* _What is needed_: Each line below is to be written out in full, exactly as shown.

Data entries
====

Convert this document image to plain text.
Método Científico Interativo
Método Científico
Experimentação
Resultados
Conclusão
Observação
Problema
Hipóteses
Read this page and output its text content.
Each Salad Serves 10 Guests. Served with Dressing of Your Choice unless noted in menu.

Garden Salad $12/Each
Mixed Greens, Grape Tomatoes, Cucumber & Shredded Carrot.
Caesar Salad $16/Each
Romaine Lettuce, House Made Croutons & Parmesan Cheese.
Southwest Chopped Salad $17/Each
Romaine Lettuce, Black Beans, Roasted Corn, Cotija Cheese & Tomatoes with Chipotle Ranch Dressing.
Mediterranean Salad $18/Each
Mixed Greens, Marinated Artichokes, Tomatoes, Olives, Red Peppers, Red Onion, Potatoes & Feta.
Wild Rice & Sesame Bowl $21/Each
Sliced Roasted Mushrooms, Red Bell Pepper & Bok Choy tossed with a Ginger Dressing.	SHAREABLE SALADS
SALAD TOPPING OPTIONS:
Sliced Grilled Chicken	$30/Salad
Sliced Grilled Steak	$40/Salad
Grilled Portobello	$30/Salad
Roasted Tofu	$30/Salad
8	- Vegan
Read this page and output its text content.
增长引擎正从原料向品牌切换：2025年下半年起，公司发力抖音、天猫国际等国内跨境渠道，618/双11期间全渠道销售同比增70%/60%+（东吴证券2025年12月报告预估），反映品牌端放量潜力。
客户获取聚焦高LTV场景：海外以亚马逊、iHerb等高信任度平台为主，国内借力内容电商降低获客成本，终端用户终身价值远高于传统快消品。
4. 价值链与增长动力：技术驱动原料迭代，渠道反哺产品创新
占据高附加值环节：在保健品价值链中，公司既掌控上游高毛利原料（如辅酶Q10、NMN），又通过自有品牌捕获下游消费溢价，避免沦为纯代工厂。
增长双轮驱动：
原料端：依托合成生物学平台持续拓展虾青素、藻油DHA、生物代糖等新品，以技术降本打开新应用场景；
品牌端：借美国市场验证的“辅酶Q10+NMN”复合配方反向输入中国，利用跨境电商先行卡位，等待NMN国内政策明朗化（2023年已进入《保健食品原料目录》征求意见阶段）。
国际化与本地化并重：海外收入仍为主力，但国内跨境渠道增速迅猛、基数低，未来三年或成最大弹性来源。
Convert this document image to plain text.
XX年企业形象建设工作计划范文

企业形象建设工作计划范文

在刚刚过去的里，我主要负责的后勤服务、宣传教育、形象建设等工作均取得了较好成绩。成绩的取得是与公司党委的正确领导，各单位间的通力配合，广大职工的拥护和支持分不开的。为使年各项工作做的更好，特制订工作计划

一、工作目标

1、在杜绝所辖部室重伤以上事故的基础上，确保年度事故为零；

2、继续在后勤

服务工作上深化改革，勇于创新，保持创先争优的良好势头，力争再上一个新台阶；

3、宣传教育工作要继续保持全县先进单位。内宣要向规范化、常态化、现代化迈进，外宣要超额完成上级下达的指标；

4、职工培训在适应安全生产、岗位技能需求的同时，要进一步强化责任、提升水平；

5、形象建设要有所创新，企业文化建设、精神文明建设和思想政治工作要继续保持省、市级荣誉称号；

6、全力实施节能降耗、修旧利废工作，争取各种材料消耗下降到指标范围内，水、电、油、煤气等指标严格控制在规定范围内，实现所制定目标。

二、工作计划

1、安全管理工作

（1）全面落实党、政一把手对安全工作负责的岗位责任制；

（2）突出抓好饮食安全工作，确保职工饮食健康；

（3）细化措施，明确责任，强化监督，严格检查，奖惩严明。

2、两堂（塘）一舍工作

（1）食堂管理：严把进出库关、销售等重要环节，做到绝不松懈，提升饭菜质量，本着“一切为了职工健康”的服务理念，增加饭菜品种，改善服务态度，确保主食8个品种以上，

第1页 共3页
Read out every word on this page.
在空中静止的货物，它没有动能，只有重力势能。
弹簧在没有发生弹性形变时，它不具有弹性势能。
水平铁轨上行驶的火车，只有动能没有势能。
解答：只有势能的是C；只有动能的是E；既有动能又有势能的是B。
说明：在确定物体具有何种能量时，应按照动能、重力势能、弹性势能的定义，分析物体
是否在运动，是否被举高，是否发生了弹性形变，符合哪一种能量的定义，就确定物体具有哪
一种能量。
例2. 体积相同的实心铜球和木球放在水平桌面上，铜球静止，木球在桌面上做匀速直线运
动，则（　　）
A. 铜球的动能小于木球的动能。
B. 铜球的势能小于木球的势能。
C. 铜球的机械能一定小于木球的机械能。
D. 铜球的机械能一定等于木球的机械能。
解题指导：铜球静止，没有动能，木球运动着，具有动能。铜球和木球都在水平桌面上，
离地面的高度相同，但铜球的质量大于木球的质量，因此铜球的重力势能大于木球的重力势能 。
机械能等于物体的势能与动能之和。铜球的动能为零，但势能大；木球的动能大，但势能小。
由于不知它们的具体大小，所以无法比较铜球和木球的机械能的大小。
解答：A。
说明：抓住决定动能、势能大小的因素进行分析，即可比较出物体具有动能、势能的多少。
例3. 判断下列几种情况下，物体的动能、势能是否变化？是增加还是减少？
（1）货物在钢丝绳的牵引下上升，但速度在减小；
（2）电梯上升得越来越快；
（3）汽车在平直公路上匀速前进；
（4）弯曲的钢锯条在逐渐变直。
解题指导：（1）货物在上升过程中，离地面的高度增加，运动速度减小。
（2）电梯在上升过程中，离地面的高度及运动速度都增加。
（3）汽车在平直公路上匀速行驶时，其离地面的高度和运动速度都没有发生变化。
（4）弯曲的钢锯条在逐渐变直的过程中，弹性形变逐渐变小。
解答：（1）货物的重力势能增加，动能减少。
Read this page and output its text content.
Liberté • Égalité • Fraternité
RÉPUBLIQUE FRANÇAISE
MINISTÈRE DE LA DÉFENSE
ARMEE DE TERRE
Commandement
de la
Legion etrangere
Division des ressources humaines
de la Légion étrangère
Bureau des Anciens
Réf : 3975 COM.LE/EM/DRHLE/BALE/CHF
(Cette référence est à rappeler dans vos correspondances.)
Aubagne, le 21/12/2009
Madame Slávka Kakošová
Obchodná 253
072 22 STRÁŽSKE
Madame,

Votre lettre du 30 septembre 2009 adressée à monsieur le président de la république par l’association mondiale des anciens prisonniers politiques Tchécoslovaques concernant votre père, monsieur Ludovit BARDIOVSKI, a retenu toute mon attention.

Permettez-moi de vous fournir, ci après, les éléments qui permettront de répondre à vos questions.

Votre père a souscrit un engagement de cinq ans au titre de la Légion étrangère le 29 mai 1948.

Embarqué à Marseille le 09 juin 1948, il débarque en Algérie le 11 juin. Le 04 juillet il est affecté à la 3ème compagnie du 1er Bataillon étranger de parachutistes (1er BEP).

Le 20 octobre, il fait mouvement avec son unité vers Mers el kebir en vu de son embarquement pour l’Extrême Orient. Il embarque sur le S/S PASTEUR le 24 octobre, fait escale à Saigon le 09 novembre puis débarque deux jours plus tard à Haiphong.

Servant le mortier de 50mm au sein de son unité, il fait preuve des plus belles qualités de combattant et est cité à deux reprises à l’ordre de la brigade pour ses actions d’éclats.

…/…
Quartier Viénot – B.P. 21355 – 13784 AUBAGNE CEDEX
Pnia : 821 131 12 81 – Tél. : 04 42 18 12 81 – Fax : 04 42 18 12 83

====

* _Answer in full_:
Convert this document image to plain text.
Método Científico Interativo
Método Científico
Experimentação
Resultados
Conclusão
Observação
Problema
Hipóteses
Read this page and output its text content.
Each Salad Serves 10 Guests. Served with Dressing of Your Choice unless noted in menu.

Garden Salad $12/Each
Mixed Greens, Grape Tomatoes, Cucumber & Shredded Carrot.
Caesar Salad $16/Each
Romaine Lettuce, House Made Croutons & Parmesan Cheese.
Southwest Chopped Salad $17/Each
Romaine Lettuce, Black Beans, Roasted Corn, Cotija Cheese & Tomatoes with Chipotle Ranch Dressing.
Mediterranean Salad $18/Each
Mixed Greens, Marinated Artichokes, Tomatoes, Olives, Red Peppers, Red Onion, Potatoes & Feta.
Wild Rice & Sesame Bowl $21/Each
Sliced Roasted Mushrooms, Red Bell Pepper & Bok Choy tossed with a Ginger Dressing.	SHAREABLE SALADS
SALAD TOPPING OPTIONS:
Sliced Grilled Chicken	$30/Salad
Sliced Grilled Steak	$40/Salad
Grilled Portobello	$30/Salad
Roasted Tofu	$30/Salad
8	- Vegan
Read this page and output its text content.
增长引擎正从原料向品牌切换：2025年下半年起，公司发力抖音、天猫国际等国内跨境渠道，618/双11期间全渠道销售同比增70%/60%+（东吴证券2025年12月报告预估），反映品牌端放量潜力。
客户获取聚焦高LTV场景：海外以亚马逊、iHerb等高信任度平台为主，国内借力内容电商降低获客成本，终端用户终身价值远高于传统快消品。
4. 价值链与增长动力：技术驱动原料迭代，渠道反哺产品创新
占据高附加值环节：在保健品价值链中，公司既掌控上游高毛利原料（如辅酶Q10、NMN），又通过自有品牌捕获下游消费溢价，避免沦为纯代工厂。
增长双轮驱动：
原料端：依托合成生物学平台持续拓展虾青素、藻油DHA、生物代糖等新品，以技术降本打开新应用场景；
品牌端：借美国市场验证的“辅酶Q10+NMN”复合配方反向输入中国，利用跨境电商先行卡位，等待NMN国内政策明朗化（2023年已进入《保健食品原料目录》征求意见阶段）。
国际化与本地化并重：海外收入仍为主力，但国内跨境渠道增速迅猛、基数低，未来三年或成最大弹性来源。
Convert this document image to plain text.
XX年企业形象建设工作计划范文

企业形象建设工作计划范文

在刚刚过去的里，我主要负责的后勤服务、宣传教育、形象建设等工作均取得了较好成绩。成绩的取得是与公司党委的正确领导，各单位间的通力配合，广大职工的拥护和支持分不开的。为使年各项工作做的更好，特制订工作计划

一、工作目标

1、在杜绝所辖部室重伤以上事故的基础上，确保年度事故为零；

2、继续在后勤

服务工作上深化改革，勇于创新，保持创先争优的良好势头，力争再上一个新台阶；

3、宣传教育工作要继续保持全县先进单位。内宣要向规范化、常态化、现代化迈进，外宣要超额完成上级下达的指标；

4、职工培训在适应安全生产、岗位技能需求的同时，要进一步强化责任、提升水平；

5、形象建设要有所创新，企业文化建设、精神文明建设和思想政治工作要继续保持省、市级荣誉称号；

6、全力实施节能降耗、修旧利废工作，争取各种材料消耗下降到指标范围内，水、电、油、煤气等指标严格控制在规定范围内，实现所制定目标。

二、工作计划

1、安全管理工作

（1）全面落实党、政一把手对安全工作负责的岗位责任制；

（2）突出抓好饮食安全工作，确保职工饮食健康；

（3）细化措施，明确责任，强化监督，严格检查，奖惩严明。

2、两堂（塘）一舍工作

（1）食堂管理：严把进出库关、销售等重要环节，做到绝不松懈，提升饭菜质量，本着“一切为了职工健康”的服务理念，增加饭菜品种，改善服务态度，确保主食8个品种以上，

第1页 共3页
Read out every word on this page.
在空中静止的货物，它没有动能，只有重力势能。
弹簧在没有发生弹性形变时，它不具有弹性势能。
水平铁轨上行驶的火车，只有动能没有势能。
解答：只有势能的是C；只有动能的是E；既有动能又有势能的是B。
说明：在确定物体具有何种能量时，应按照动能、重力势能、弹性势能的定义，分析物体
是否在运动，是否被举高，是否发生了弹性形变，符合哪一种能量的定义，就确定物体具有哪
一种能量。
例2. 体积相同的实心铜球和木球放在水平桌面上，铜球静止，木球在桌面上做匀速直线运
动，则（　　）
A. 铜球的动能小于木球的动能。
B. 铜球的势能小于木球的势能。
C. 铜球的机械能一定小于木球的机械能。
D. 铜球的机械能一定等于木球的机械能。
解题指导：铜球静止，没有动能，木球运动着，具有动能。铜球和木球都在水平桌面上，
离地面的高度相同，但铜球的质量大于木球的质量，因此铜球的重力势能大于木球的重力势能 。
机械能等于物体的势能与动能之和。铜球的动能为零，但势能大；木球的动能大，但势能小。
由于不知它们的具体大小，所以无法比较铜球和木球的机械能的大小。
解答：A。
说明：抓住决定动能、势能大小的因素进行分析，即可比较出物体具有动能、势能的多少。
例3. 判断下列几种情况下，物体的动能、势能是否变化？是增加还是减少？
（1）货物在钢丝绳的牵引下上升，但速度在减小；
（2）电梯上升得越来越快；
（3）汽车在平直公路上匀速前进；
（4）弯曲的钢锯条在逐渐变直。
解题指导：（1）货物在上升过程中，离地面的高度增加，运动速度减小。
（2）电梯在上升过程中，离地面的高度及运动速度都增加。
（3）汽车在平直公路上匀速行驶时，其离地面的高度和运动速度都没有发生变化。
（4）弯曲的钢锯条在逐渐变直的过程中，弹性形变逐渐变小。
解答：（1）货物的重力势能增加，动能减少。
Read this page and output its text content.
Liberté • Égalité • Fraternité
RÉPUBLIQUE FRANÇAISE
MINISTÈRE DE LA DÉFENSE
ARMEE DE TERRE
Commandement
de la
Legion etrangere
Division des ressources humaines
de la Légion étrangère
Bureau des Anciens
Réf : 3975 COM.LE/EM/DRHLE/BALE/CHF
(Cette référence est à rappeler dans vos correspondances.)
Aubagne, le 21/12/2009
Madame Slávka Kakošová
Obchodná 253
072 22 STRÁŽSKE
Madame,

Votre lettre du 30 septembre 2009 adressée à monsieur le président de la république par l’association mondiale des anciens prisonniers politiques Tchécoslovaques concernant votre père, monsieur Ludovit BARDIOVSKI, a retenu toute mon attention.

Permettez-moi de vous fournir, ci après, les éléments qui permettront de répondre à vos questions.

Votre père a souscrit un engagement de cinq ans au titre de la Légion étrangère le 29 mai 1948.

Embarqué à Marseille le 09 juin 1948, il débarque en Algérie le 11 juin. Le 04 juillet il est affecté à la 3ème compagnie du 1er Bataillon étranger de parachutistes (1er BEP).

Le 20 octobre, il fait mouvement avec son unité vers Mers el kebir en vu de son embarquement pour l’Extrême Orient. Il embarque sur le S/S PASTEUR le 24 octobre, fait escale à Saigon le 09 novembre puis débarque deux jours plus tard à Haiphong.

Servant le mortier de 50mm au sein de son unité, il fait preuve des plus belles qualités de combattant et est cité à deux reprises à l’ordre de la brigade pour ses actions d’éclats.

…/…
Quartier Viénot – B.P. 21355 – 13784 AUBAGNE CEDEX
Pnia : 821 131 12 81 – Tél. : 04 42 18 12 81 – Fax : 04 42 18 12 83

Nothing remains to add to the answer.